= SOURCE DATA =
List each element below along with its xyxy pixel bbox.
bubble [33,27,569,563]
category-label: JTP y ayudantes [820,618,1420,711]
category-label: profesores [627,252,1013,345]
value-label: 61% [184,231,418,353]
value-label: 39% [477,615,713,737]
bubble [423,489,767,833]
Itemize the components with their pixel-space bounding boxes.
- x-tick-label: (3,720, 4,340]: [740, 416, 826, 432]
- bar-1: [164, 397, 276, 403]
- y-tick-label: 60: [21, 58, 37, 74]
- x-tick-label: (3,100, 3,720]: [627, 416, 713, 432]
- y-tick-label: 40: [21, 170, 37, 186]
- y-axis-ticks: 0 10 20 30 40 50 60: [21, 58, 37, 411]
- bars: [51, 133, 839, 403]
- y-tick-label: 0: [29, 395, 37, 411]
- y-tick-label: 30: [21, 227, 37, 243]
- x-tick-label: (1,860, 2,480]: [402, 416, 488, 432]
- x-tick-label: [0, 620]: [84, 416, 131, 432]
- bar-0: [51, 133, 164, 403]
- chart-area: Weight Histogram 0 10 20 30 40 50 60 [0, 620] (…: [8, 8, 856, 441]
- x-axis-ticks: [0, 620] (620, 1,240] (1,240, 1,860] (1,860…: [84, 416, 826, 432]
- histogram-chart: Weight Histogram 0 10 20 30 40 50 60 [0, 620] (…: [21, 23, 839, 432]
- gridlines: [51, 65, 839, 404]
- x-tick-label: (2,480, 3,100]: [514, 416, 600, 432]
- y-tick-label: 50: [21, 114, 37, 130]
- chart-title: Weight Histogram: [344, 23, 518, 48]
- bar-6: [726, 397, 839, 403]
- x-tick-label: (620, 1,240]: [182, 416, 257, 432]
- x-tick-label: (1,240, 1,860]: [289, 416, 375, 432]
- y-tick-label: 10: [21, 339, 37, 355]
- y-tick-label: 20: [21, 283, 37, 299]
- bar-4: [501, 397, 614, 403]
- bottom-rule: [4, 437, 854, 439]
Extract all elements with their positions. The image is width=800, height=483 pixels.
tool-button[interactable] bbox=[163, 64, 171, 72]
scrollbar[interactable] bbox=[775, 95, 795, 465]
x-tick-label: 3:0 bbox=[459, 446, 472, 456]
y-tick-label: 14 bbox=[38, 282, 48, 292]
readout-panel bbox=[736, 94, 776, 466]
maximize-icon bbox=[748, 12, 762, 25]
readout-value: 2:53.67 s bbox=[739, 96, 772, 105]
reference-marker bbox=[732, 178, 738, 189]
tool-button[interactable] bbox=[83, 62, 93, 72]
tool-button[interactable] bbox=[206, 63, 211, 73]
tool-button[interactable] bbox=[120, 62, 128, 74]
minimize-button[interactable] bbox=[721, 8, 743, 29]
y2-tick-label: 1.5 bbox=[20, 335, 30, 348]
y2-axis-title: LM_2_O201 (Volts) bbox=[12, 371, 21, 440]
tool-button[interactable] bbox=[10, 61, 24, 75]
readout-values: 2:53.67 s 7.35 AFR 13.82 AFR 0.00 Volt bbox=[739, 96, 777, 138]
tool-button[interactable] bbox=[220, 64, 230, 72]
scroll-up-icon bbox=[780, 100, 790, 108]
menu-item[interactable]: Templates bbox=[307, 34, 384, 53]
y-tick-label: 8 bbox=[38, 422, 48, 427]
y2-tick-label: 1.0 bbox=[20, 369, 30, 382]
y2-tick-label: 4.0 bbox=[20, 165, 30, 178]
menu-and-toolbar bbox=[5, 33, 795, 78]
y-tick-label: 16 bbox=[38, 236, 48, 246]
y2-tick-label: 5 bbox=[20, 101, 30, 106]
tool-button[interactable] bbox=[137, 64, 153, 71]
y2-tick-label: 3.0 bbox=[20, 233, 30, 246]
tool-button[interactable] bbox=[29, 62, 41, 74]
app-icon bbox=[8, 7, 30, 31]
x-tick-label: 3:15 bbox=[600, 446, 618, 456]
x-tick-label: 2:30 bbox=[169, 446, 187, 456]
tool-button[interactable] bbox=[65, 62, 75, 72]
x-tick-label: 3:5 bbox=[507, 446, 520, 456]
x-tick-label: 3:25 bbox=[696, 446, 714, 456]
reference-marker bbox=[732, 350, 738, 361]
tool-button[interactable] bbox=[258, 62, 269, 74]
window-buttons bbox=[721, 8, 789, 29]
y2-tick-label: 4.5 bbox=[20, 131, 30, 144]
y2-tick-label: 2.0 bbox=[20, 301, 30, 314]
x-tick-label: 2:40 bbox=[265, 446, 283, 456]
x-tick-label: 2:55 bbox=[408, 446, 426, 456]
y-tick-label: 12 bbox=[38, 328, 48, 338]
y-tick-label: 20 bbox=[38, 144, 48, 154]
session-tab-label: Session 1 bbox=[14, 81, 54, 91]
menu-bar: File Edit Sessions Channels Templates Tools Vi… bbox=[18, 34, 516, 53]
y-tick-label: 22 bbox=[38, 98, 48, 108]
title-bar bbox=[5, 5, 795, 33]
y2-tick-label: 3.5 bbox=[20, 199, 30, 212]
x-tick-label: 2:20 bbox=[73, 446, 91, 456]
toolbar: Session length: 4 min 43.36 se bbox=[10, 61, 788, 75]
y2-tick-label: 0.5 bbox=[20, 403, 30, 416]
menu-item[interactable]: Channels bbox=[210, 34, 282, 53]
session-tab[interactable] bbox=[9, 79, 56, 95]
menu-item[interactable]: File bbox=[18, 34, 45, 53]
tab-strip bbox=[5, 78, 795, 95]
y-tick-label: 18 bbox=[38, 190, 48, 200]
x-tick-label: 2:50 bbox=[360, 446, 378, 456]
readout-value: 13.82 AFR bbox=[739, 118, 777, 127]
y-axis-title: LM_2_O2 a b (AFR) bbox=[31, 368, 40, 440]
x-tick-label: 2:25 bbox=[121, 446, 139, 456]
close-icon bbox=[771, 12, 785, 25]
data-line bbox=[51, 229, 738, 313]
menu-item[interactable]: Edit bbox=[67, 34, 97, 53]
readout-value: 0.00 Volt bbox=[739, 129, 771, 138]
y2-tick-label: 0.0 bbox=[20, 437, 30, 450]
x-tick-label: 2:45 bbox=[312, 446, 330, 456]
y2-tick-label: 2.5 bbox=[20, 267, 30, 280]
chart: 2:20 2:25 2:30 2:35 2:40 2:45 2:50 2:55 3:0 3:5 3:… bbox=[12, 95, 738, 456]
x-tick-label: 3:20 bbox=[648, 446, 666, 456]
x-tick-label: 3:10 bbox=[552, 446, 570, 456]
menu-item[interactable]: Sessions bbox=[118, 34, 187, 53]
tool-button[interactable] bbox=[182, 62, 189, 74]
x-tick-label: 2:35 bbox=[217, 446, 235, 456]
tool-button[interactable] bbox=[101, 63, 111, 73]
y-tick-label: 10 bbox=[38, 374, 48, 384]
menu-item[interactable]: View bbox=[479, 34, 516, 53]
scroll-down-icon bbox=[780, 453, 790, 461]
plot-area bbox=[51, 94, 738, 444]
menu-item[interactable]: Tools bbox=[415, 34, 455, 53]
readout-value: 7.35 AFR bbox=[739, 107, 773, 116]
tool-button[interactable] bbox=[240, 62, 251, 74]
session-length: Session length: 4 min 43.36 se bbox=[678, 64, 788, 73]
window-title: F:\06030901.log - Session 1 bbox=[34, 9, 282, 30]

= GOAL OF THE EXERCISE =
Reproduce word for word the stretch of lines from the very first line through the line containing "Itemize the components", including both of those lines, and nothing beyond them.

= RESULT =
List each element below along with its xyxy pixel bbox.
bubble [33,27,569,563]
category-label: JTP y ayudantes [820,618,1420,711]
category-label: profesores [627,252,1013,345]
value-label: 61% [184,231,418,353]
value-label: 39% [477,615,713,737]
bubble [423,489,767,833]
Itemize the components with their pixel-space bounding boxes.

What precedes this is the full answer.